*** DOCUMENTO DI ORIGINE

Cronaca

Marito e moglie sfasciano una trattoria: titolare preso a sprangate

Ancora in gravi condizioni il proprietario della trattoria Ponte Rosso, ricoverato al Civile di Brescia con prognosi riservata. Pochi giorni fa è stato aggredito e pestato con una spranga da una coppia di ubriachi

E’ ancora ricoverato in gravi condizioni e con prognosi riservata nel reparto di neurochirurgia dell’ospedale Civile di Brescia il ristoratore Gianpaolo Scioscia, proprietario della trattoria Ponte Rosso, sita ad una manciata di chilometri da Mantova. Probabilmente verrà operato, a causa di un pericoloso ematoma alla testa.

E’ stato aggredito pochi giorni fa da una coppia di esaltati, marito e moglie, che si sono introdotti nel locale poco dopo mezzogiorno, e hanno cominciato a sfasciare tutto. Hanno spaccato bicchieri e bottiglie, hanno ribaltato i tavoli, hanno frantumato i vetri di porte e finestre.

A seguito del fuggi fuggi generale dei clienti, il titolare in qualche modo è riuscito a immobilizzare l’uomo, mentre poco più in là la donna si era già procurata una spranga, e con quella ha colpito con violenza il ristoratore alla testa.

******
*** DATI FORNITI

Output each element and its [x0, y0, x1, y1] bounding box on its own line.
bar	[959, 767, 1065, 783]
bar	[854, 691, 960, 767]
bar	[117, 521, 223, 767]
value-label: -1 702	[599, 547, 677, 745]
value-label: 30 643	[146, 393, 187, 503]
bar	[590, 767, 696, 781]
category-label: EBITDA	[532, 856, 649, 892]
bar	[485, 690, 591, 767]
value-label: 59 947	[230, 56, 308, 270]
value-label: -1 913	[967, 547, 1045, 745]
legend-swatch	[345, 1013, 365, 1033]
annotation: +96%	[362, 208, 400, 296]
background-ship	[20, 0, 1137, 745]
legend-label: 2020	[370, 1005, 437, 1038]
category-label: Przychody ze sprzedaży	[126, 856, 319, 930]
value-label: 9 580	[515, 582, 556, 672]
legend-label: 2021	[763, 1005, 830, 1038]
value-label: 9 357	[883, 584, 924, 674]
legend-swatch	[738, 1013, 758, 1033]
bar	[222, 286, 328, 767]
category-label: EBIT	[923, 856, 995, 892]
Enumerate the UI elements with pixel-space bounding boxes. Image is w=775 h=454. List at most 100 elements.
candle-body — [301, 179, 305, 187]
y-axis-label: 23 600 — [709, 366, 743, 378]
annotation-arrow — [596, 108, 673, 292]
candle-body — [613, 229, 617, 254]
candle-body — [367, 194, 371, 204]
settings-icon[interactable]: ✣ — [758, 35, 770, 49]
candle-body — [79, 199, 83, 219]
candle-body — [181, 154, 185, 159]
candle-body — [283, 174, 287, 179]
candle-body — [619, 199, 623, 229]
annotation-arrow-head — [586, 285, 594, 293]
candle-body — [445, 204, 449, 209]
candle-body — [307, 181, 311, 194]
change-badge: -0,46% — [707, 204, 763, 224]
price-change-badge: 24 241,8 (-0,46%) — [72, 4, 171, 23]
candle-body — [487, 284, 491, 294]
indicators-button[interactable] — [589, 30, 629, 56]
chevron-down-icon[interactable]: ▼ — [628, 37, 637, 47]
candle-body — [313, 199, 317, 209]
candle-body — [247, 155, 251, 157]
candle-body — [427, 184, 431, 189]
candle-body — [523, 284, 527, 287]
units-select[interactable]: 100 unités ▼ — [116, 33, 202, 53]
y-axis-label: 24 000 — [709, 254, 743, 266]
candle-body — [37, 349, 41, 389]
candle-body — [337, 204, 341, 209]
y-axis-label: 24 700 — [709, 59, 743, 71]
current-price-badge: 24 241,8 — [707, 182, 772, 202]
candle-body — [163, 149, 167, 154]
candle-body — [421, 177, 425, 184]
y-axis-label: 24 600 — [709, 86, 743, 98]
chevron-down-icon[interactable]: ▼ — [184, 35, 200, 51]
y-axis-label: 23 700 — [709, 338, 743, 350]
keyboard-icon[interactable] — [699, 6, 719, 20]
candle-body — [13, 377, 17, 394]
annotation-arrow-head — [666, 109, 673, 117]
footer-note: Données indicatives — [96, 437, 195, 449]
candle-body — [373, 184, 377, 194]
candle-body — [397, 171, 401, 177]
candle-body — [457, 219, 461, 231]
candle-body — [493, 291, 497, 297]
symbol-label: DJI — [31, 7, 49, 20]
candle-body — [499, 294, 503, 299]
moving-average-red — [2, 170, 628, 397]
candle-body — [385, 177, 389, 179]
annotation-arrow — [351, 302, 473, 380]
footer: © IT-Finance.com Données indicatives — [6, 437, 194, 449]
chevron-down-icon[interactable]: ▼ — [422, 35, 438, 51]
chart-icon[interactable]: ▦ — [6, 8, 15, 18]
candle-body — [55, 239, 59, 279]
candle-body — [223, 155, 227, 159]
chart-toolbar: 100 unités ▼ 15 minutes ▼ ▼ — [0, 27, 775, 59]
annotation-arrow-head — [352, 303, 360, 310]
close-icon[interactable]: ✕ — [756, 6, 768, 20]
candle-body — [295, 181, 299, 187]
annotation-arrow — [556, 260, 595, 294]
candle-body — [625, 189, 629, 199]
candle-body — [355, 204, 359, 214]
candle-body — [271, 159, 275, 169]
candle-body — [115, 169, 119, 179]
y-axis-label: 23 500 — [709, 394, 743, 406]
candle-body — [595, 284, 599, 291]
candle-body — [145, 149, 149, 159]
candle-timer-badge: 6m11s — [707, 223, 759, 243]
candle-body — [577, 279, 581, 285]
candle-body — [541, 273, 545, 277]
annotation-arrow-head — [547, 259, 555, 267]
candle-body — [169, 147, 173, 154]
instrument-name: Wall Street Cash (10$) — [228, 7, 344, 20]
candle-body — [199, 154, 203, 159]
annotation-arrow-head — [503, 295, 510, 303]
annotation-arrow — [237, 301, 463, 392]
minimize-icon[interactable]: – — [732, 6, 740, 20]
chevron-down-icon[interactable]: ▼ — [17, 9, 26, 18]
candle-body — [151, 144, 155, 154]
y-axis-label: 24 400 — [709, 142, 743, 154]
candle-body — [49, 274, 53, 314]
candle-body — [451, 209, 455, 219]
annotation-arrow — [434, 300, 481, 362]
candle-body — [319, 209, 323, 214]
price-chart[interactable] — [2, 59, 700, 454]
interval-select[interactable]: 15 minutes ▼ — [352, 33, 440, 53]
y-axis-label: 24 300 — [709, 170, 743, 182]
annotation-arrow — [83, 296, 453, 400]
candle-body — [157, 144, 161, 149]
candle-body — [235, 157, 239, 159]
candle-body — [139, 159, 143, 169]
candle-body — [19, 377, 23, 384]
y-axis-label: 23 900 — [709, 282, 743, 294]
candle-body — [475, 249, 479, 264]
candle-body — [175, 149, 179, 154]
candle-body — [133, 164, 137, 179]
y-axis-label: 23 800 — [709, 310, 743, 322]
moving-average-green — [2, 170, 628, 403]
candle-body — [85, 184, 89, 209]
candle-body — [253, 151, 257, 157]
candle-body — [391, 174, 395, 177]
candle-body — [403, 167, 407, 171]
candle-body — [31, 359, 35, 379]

******

▶ PROBLEMA 1: Ricopia dall'articolo sull'aggressione alla trattoria Ponte Rosso il passo che inizia con le parole "Ancora in gravi" e si chiude con "ematoma alla testa.".
▶ PROBLEMA 2: Secondo l'articolo sull'aggressione alla trattoria Ponte Rosso, in quale reparto è ricoverato il proprietario?
Basati soltanto sull'articolo, non sull'elenco.

▶ SOLUZIONE ESERCIZIO 1:
Ancora in gravi condizioni il proprietario della trattoria Ponte Rosso, ricoverato al Civile di Brescia con prognosi riservata. Pochi giorni fa è stato aggredito e pestato con una spranga da una coppia di ubriachi

E’ ancora ricoverato in gravi condizioni e con prognosi riservata nel reparto di neurochirurgia dell’ospedale Civile di Brescia il ristoratore Gianpaolo Scioscia, proprietario della trattoria Ponte Rosso, sita ad una manciata di chilometri da Mantova. Probabilmente verrà operato, a causa di un pericoloso ematoma alla testa.

▶ SOLUZIONE ESERCIZIO 2: Nel reparto di neurochirurgia dell'ospedale Civile di Brescia.